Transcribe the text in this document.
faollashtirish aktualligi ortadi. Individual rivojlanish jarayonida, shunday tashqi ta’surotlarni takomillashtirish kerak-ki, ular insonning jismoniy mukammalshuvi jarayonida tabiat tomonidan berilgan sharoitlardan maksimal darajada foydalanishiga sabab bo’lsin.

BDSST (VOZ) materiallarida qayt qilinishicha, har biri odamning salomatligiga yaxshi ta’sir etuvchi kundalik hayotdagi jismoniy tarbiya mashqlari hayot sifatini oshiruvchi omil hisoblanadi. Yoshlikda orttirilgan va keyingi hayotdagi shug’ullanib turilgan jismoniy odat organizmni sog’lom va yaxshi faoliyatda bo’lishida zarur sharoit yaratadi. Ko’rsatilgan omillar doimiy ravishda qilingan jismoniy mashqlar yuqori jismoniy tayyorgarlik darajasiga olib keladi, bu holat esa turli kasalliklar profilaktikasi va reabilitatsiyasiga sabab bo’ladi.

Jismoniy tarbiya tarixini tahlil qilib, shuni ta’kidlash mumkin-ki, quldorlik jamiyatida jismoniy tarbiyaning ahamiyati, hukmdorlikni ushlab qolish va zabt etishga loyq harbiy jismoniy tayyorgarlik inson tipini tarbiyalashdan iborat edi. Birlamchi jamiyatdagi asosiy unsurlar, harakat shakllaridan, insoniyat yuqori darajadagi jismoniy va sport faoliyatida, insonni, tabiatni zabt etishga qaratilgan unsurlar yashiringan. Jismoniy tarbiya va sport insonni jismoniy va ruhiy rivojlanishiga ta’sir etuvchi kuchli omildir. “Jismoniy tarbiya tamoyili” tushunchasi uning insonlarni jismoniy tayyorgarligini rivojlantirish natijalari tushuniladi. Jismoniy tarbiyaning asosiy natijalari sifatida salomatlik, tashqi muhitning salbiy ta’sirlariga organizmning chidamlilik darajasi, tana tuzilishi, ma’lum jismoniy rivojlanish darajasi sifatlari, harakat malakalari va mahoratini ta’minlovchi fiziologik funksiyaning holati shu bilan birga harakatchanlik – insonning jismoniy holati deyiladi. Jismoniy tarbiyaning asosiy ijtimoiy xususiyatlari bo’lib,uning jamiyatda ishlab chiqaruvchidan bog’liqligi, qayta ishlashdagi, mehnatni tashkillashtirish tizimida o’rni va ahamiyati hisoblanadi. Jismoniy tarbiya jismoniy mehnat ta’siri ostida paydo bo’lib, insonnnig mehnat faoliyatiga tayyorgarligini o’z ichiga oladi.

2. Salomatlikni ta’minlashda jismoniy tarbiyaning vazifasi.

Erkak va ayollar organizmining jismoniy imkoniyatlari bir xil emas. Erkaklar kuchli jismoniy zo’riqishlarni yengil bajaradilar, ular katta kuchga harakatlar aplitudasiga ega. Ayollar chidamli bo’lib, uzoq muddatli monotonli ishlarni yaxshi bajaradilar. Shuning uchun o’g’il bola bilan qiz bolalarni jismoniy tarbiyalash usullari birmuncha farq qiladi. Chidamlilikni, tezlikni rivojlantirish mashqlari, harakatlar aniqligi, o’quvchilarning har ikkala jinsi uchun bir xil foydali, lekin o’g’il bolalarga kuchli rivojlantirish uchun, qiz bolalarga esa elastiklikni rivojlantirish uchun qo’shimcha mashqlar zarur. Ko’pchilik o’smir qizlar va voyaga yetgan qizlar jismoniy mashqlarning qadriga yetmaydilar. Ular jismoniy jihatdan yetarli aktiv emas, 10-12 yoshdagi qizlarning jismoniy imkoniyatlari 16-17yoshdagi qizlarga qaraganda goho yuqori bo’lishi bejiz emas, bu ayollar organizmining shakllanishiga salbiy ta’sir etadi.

▸ Written exercise
Find every line above that contains the word "sabab", and return each one.

▸ Solution
faollashtirish aktualligi ortadi. Individual rivojlanish jarayonida, shunday tashqi ta’surotlarni takomillashtirish kerak-ki, ular insonning jismoniy mukammalshuvi jarayonida tabiat tomonidan berilgan sharoitlardan maksimal darajada foydalanishiga sabab bo’lsin.
BDSST (VOZ) materiallarida qayt qilinishicha, har biri odamning salomatligiga yaxshi ta’sir etuvchi kundalik hayotdagi jismoniy tarbiya mashqlari hayot sifatini oshiruvchi omil hisoblanadi. Yoshlikda orttirilgan va keyingi hayotdagi shug’ullanib turilgan jismoniy odat organizmni sog’lom va yaxshi faoliyatda bo’lishida zarur sharoit yaratadi. Ko’rsatilgan omillar doimiy ravishda qilingan jismoniy mashqlar yuqori jismoniy tayyorgarlik darajasiga olib keladi, bu holat esa turli kasalliklar profilaktikasi va reabilitatsiyasiga sabab bo’ladi.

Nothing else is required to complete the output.